WHAT THIS TASK INVOLVES
Identify all lines in the data containing the string "background". Copy them out.

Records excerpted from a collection

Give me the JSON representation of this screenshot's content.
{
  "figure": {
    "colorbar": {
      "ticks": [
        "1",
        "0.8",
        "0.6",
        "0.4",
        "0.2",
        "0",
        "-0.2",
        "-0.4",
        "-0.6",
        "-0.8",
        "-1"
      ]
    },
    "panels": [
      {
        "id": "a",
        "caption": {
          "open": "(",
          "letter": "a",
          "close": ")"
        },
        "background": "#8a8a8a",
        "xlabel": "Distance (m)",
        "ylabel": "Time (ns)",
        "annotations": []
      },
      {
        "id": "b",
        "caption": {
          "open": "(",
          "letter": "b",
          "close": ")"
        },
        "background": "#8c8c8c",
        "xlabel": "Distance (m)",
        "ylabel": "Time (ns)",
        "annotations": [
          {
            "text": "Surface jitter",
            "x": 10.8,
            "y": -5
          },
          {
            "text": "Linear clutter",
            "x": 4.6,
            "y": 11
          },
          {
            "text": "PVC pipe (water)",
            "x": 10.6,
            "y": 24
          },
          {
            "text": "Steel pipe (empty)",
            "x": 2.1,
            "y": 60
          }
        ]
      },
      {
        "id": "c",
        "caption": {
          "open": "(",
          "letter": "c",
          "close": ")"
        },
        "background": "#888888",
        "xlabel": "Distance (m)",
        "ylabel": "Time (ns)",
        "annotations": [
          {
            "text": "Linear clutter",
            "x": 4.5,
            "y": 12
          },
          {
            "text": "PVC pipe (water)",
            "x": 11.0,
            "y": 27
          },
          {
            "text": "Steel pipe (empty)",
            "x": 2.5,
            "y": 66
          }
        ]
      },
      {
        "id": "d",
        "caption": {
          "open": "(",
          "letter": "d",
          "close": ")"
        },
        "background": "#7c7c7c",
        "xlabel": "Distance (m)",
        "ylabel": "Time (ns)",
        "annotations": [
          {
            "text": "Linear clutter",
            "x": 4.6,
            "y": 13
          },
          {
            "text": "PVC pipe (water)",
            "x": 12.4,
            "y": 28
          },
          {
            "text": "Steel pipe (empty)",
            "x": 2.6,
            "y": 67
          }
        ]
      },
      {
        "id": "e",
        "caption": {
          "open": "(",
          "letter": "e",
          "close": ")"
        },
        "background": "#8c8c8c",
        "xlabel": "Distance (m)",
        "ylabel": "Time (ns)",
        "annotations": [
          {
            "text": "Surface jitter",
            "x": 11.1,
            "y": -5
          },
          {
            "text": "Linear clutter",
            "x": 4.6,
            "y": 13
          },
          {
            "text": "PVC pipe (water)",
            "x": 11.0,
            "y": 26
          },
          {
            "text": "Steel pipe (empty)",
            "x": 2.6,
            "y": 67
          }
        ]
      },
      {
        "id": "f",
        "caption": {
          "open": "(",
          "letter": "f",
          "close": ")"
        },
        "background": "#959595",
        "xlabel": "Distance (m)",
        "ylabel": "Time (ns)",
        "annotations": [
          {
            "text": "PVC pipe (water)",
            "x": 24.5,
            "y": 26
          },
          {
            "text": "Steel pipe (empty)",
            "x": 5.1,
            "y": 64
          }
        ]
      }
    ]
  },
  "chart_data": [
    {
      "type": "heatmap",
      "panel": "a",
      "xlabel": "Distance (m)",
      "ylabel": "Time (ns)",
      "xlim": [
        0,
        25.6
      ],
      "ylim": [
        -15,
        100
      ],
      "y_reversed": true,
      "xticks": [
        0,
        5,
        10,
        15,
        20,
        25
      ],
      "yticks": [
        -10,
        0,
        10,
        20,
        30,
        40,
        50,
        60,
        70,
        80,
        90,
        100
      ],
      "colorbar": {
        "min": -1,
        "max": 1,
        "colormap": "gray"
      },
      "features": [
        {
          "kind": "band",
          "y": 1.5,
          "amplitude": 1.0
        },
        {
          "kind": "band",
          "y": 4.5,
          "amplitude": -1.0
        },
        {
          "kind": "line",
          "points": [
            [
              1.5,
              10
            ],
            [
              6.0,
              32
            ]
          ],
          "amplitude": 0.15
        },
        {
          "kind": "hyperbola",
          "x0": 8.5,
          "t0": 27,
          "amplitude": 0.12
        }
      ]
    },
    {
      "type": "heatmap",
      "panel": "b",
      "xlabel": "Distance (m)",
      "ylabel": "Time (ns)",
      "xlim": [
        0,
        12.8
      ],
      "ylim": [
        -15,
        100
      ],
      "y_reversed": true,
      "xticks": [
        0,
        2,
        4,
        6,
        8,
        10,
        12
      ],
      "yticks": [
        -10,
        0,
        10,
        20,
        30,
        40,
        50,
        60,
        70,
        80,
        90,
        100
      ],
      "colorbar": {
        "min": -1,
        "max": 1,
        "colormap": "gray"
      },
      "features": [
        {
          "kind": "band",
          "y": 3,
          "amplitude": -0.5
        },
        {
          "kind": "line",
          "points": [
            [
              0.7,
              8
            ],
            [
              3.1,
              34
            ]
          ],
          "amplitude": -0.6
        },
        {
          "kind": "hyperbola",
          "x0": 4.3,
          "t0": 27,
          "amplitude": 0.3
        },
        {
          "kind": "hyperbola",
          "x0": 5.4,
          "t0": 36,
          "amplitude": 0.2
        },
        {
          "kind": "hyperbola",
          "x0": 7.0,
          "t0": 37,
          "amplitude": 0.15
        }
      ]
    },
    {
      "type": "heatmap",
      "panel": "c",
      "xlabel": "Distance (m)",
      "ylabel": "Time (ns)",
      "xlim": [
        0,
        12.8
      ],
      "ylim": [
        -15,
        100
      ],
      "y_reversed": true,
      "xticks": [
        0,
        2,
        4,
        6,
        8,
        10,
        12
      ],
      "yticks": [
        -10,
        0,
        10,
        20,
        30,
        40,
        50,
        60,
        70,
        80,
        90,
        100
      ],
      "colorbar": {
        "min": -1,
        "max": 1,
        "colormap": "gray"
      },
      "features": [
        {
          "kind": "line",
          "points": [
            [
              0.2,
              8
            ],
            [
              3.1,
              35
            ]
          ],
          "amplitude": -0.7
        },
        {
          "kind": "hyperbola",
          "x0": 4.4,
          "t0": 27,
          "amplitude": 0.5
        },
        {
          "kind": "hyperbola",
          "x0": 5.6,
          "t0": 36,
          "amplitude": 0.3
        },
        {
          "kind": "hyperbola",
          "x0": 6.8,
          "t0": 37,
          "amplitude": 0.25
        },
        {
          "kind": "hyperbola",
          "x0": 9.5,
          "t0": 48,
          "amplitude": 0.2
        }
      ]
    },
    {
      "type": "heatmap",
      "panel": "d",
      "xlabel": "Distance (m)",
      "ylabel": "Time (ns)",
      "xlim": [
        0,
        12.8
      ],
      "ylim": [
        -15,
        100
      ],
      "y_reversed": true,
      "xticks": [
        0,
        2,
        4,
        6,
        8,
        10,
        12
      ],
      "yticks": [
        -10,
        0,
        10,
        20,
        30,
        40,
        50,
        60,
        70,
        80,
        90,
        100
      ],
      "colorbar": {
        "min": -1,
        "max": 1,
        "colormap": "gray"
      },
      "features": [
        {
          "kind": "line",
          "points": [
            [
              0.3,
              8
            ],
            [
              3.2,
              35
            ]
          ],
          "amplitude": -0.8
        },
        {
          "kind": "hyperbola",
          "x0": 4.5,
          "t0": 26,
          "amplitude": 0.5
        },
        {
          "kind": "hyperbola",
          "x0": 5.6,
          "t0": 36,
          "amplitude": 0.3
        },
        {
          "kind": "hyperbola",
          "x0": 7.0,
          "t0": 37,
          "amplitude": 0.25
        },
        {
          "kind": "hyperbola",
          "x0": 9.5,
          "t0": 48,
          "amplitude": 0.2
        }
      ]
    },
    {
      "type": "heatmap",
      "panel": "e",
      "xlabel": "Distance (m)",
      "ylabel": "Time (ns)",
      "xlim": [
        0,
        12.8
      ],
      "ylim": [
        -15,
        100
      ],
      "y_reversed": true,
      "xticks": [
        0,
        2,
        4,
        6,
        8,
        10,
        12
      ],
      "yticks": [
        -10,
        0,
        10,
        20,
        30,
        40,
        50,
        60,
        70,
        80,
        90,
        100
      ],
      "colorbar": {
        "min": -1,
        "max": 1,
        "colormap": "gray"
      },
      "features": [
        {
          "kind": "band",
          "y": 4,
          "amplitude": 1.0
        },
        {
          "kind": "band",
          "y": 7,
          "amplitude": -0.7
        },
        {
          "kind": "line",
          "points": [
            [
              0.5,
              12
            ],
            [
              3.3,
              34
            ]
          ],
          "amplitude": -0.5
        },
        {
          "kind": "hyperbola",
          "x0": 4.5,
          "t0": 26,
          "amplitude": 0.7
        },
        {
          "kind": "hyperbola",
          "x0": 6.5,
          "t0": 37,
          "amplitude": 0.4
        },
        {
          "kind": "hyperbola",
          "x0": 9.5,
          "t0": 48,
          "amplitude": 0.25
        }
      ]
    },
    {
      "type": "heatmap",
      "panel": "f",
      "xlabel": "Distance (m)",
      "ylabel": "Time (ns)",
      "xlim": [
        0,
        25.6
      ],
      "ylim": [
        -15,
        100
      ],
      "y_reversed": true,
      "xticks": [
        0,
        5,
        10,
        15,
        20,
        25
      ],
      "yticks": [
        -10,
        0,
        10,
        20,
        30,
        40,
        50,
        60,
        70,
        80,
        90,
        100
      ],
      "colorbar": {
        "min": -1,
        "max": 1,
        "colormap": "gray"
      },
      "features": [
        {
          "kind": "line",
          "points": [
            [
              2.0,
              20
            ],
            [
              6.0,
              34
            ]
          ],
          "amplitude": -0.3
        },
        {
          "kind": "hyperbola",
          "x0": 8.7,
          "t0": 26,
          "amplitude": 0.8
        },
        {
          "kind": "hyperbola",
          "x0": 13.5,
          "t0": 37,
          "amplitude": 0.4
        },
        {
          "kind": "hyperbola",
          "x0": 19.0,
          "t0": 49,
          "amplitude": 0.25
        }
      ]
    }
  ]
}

FULL SOLUTION
        "background": "#8a8a8a",
        "background": "#8c8c8c",
        "background": "#888888",
        "background": "#7c7c7c",
        "background": "#8c8c8c",
        "background": "#959595",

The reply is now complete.